[PROBLEM DETAILS]
Return each line of the records holding the string "this".

[GIVEN RECORDS]
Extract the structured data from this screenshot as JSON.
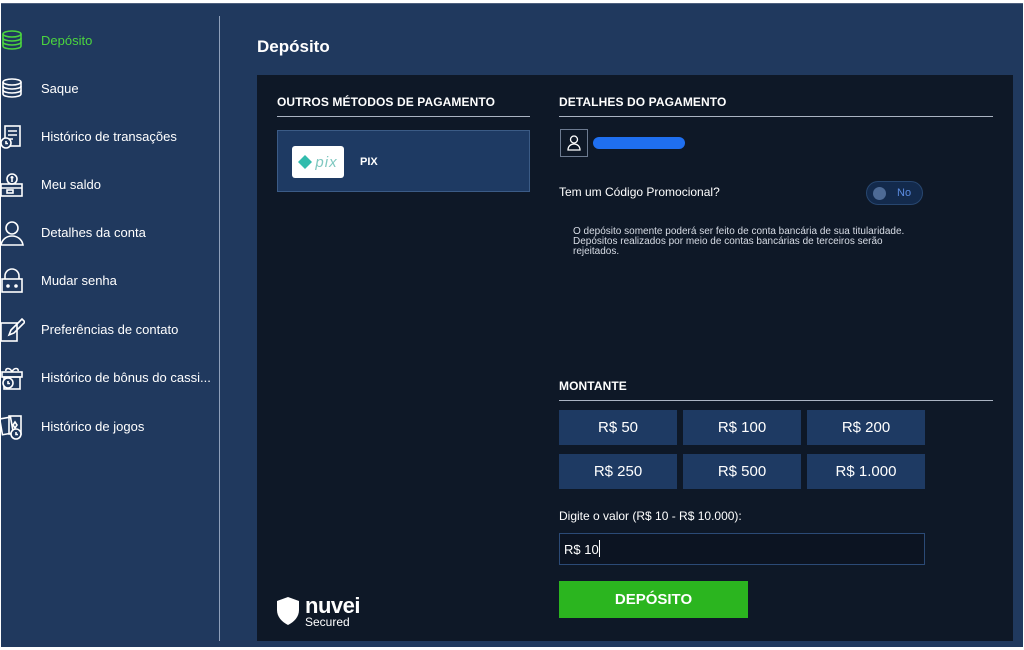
{
  "sidebar": {
    "items": [
      {
        "label": "Depósito",
        "icon": "coins-stack-icon",
        "active": true
      },
      {
        "label": "Saque",
        "icon": "coins-stack-icon",
        "active": false
      },
      {
        "label": "Histórico de transações",
        "icon": "receipt-clock-icon",
        "active": false
      },
      {
        "label": "Meu saldo",
        "icon": "wallet-dollar-icon",
        "active": false
      },
      {
        "label": "Detalhes da conta",
        "icon": "user-icon",
        "active": false
      },
      {
        "label": "Mudar senha",
        "icon": "lock-icon",
        "active": false
      },
      {
        "label": "Preferências de contato",
        "icon": "edit-form-icon",
        "active": false
      },
      {
        "label": "Histórico de bônus do cassi...",
        "icon": "gift-clock-icon",
        "active": false
      },
      {
        "label": "Histórico de jogos",
        "icon": "cards-clock-icon",
        "active": false
      }
    ]
  },
  "main": {
    "title": "Depósito",
    "methods": {
      "title": "OUTROS MÉTODOS DE PAGAMENTO",
      "pix_logo_text": "pix",
      "pix_label": "PIX"
    },
    "details": {
      "title": "DETALHES DO PAGAMENTO",
      "promo_label": "Tem um Código Promocional?",
      "promo_toggle": "No",
      "notice": "O depósito somente poderá ser feito de conta bancária de sua titularidade. Depósitos realizados por meio de contas bancárias de terceiros serão rejeitados."
    },
    "amount": {
      "title": "MONTANTE",
      "options": [
        "R$ 50",
        "R$ 100",
        "R$ 200",
        "R$ 250",
        "R$ 500",
        "R$ 1.000"
      ],
      "input_label": "Digite o valor (R$ 10 - R$ 10.000):",
      "input_value": "R$ 10"
    },
    "deposit_button": "DEPÓSITO",
    "badge": {
      "word": "nuvei",
      "sub": "Secured"
    }
  },
  "colors": {
    "sidebar_bg": "#20395e",
    "panel_bg": "#0e1827",
    "active": "#4bd53e",
    "button": "#1e3a63",
    "deposit": "#2bb51f"
  }
}
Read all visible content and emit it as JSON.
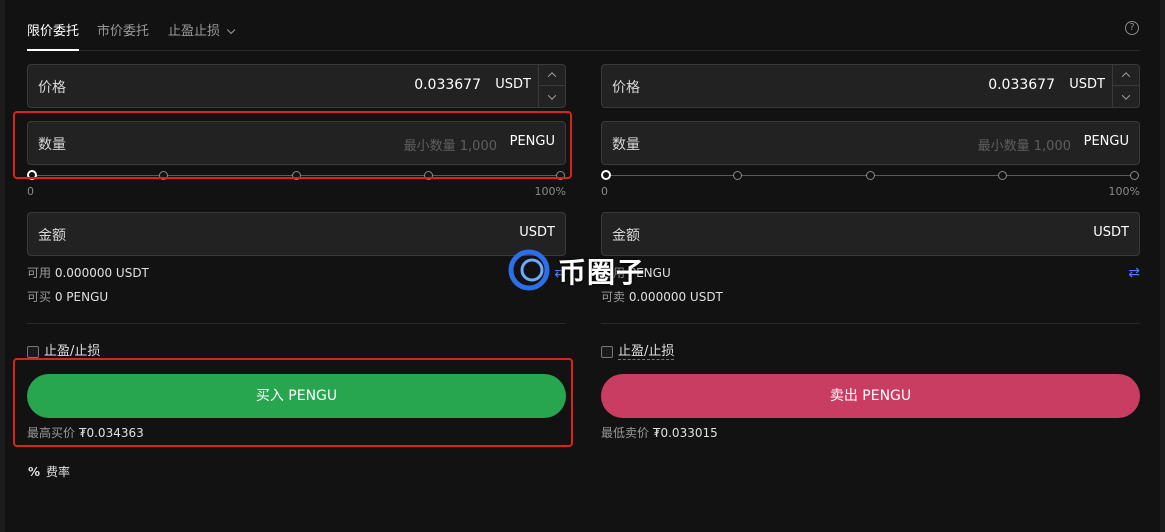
{
  "tabs": {
    "items": [
      "限价委托",
      "市价委托",
      "止盈止损"
    ],
    "help": "?"
  },
  "buy": {
    "price_label": "价格",
    "price_value": "0.033677",
    "price_unit": "USDT",
    "qty_label": "数量",
    "qty_placeholder": "最小数量 1,000",
    "qty_unit": "PENGU",
    "slider_min": "0",
    "slider_max": "100%",
    "slider_level": 0,
    "amount_label": "金额",
    "amount_unit": "USDT",
    "available_label": "可用",
    "available_value": "0.000000 USDT",
    "can_trade_label": "可买",
    "can_trade_value": "0 PENGU",
    "tpsl_label": "止盈/止损",
    "button": "买入 PENGU",
    "best_label": "最高买价",
    "best_value": "₮0.034363"
  },
  "sell": {
    "price_label": "价格",
    "price_value": "0.033677",
    "price_unit": "USDT",
    "qty_label": "数量",
    "qty_placeholder": "最小数量 1,000",
    "qty_unit": "PENGU",
    "slider_min": "0",
    "slider_max": "100%",
    "slider_level": 0,
    "amount_label": "金额",
    "amount_unit": "USDT",
    "available_label": "可用",
    "available_value": "PENGU",
    "can_trade_label": "可卖",
    "can_trade_value": "0.000000 USDT",
    "tpsl_label": "止盈/止损",
    "button": "卖出 PENGU",
    "best_label": "最低卖价",
    "best_value": "₮0.033015"
  },
  "fee": {
    "icon": "%",
    "label": "费率"
  },
  "watermark": "币圈子",
  "colors": {
    "buy": "#27a64f",
    "sell": "#c93d62",
    "highlight": "#d8241a",
    "swap": "#4b7bff"
  }
}
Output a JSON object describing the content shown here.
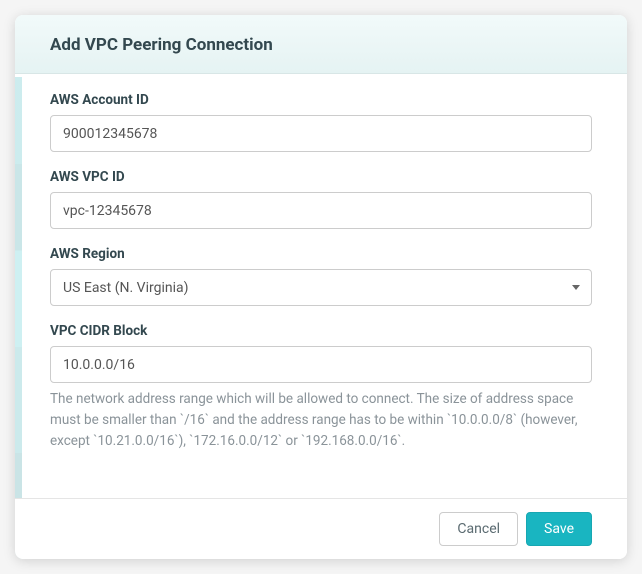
{
  "modal": {
    "title": "Add VPC Peering Connection"
  },
  "fields": {
    "account_id": {
      "label": "AWS Account ID",
      "value": "900012345678"
    },
    "vpc_id": {
      "label": "AWS VPC ID",
      "value": "vpc-12345678"
    },
    "region": {
      "label": "AWS Region",
      "selected": "US East (N. Virginia)"
    },
    "cidr": {
      "label": "VPC CIDR Block",
      "value": "10.0.0.0/16",
      "help": "The network address range which will be allowed to connect. The size of address space must be smaller than `/16` and the address range has to be within `10.0.0.0/8` (however, except `10.21.0.0/16`), `172.16.0.0/12` or `192.168.0.0/16`."
    }
  },
  "buttons": {
    "cancel": "Cancel",
    "save": "Save"
  }
}
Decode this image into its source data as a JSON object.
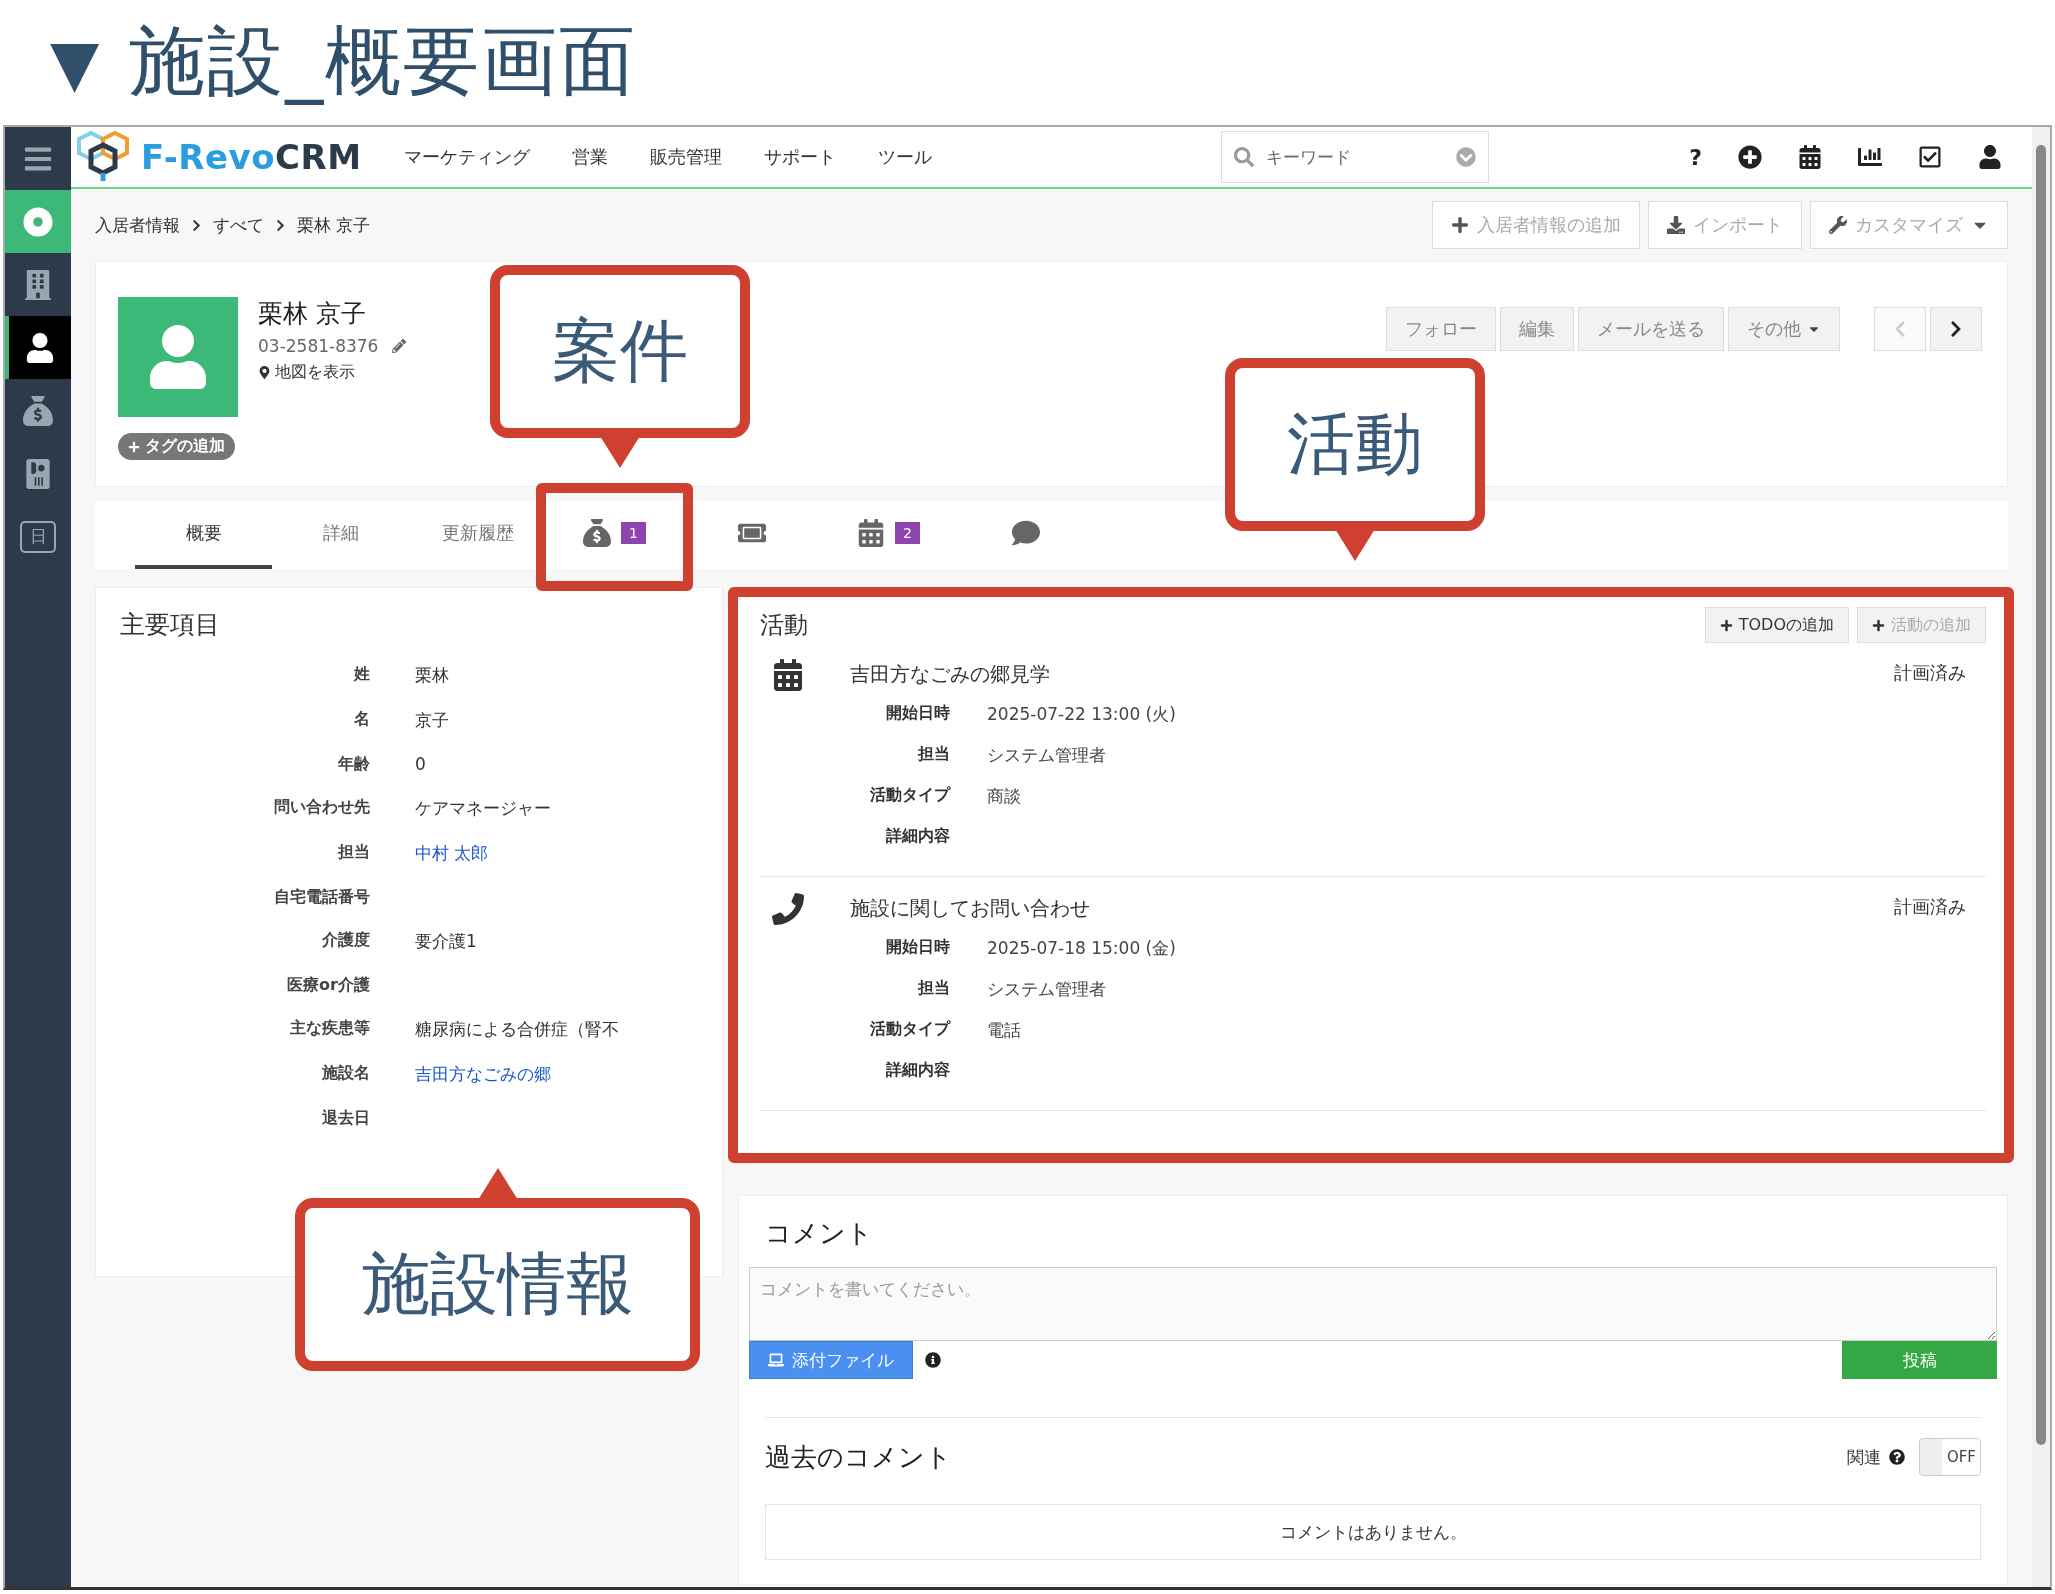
{
  "heading": {
    "marker": "▼",
    "title": "施設_概要画面"
  },
  "topbar": {
    "brand_prefix": "F-Revo",
    "brand_suffix": "CRM",
    "menu": [
      "マーケティング",
      "営業",
      "販売管理",
      "サポート",
      "ツール"
    ],
    "search": {
      "placeholder": "キーワード"
    },
    "help": "?"
  },
  "sidebar": {
    "items": [
      {
        "kind": "home",
        "selected": false
      },
      {
        "kind": "buildings",
        "selected": false
      },
      {
        "kind": "person",
        "selected": true
      },
      {
        "kind": "deals",
        "selected": false
      },
      {
        "kind": "contacts",
        "selected": false
      },
      {
        "kind": "day",
        "label": "日",
        "selected": false
      }
    ]
  },
  "breadcrumb": [
    "入居者情報",
    "すべて",
    "栗林 京子"
  ],
  "page_actions": [
    {
      "kind": "add",
      "label": "入居者情報の追加"
    },
    {
      "kind": "import",
      "label": "インポート"
    },
    {
      "kind": "customize",
      "label": "カスタマイズ"
    }
  ],
  "record": {
    "name": "栗林 京子",
    "phone": "03-2581-8376",
    "map_link": "地図を表示",
    "tag_button": "タグの追加",
    "actions": [
      {
        "label": "フォロー",
        "dropdown": false
      },
      {
        "label": "編集",
        "dropdown": false
      },
      {
        "label": "メールを送る",
        "dropdown": false
      },
      {
        "label": "その他",
        "dropdown": true
      }
    ],
    "pager": {
      "prev_disabled": true,
      "next_disabled": false
    }
  },
  "tabs": [
    {
      "kind": "text",
      "label": "概要",
      "selected": true
    },
    {
      "kind": "text",
      "label": "詳細",
      "selected": false
    },
    {
      "kind": "text",
      "label": "更新履歴",
      "selected": false
    },
    {
      "kind": "deals",
      "count": "1",
      "selected": false
    },
    {
      "kind": "tickets",
      "selected": false
    },
    {
      "kind": "calendar",
      "count": "2",
      "selected": false
    },
    {
      "kind": "comments",
      "selected": false
    }
  ],
  "key_fields": {
    "title": "主要項目",
    "rows": [
      {
        "label": "姓",
        "value": "栗林",
        "link": false
      },
      {
        "label": "名",
        "value": "京子",
        "link": false
      },
      {
        "label": "年齢",
        "value": "0",
        "link": false
      },
      {
        "label": "問い合わせ先",
        "value": "ケアマネージャー",
        "link": false
      },
      {
        "label": "担当",
        "value": "中村 太郎",
        "link": true
      },
      {
        "label": "自宅電話番号"
      },
      {
        "label": "介護度",
        "value": "要介護1",
        "link": false
      },
      {
        "label": "医療or介護"
      },
      {
        "label": "主な疾患等",
        "value": "糖尿病による合併症（腎不",
        "link": false
      },
      {
        "label": "施設名",
        "value": "吉田方なごみの郷",
        "link": true
      },
      {
        "label": "退去日"
      }
    ]
  },
  "activities": {
    "title": "活動",
    "buttons": [
      "TODOの追加",
      "活動の追加"
    ],
    "items": [
      {
        "kind": "event",
        "title": "吉田方なごみの郷見学",
        "status": "計画済み",
        "fields": [
          {
            "label": "開始日時",
            "value": "2025-07-22 13:00 (火)"
          },
          {
            "label": "担当",
            "value": "システム管理者"
          },
          {
            "label": "活動タイプ",
            "value": "商談"
          },
          {
            "label": "詳細内容"
          }
        ]
      },
      {
        "kind": "call",
        "title": "施設に関してお問い合わせ",
        "status": "計画済み",
        "fields": [
          {
            "label": "開始日時",
            "value": "2025-07-18 15:00 (金)"
          },
          {
            "label": "担当",
            "value": "システム管理者"
          },
          {
            "label": "活動タイプ",
            "value": "電話"
          },
          {
            "label": "詳細内容"
          }
        ]
      }
    ]
  },
  "comments": {
    "title": "コメント",
    "placeholder": "コメントを書いてください。",
    "attach": "添付ファイル",
    "post": "投稿",
    "past_title": "過去のコメント",
    "related_label": "関連",
    "toggle": {
      "on": false,
      "label": "OFF"
    },
    "empty": "コメントはありません。"
  },
  "callouts": [
    {
      "label": "案件"
    },
    {
      "label": "活動"
    },
    {
      "label": "施設情報"
    }
  ]
}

[FINISHED ANSWER]
Extract the structured data from this screenshot as JSON.
Decode this image into its source data as a JSON object.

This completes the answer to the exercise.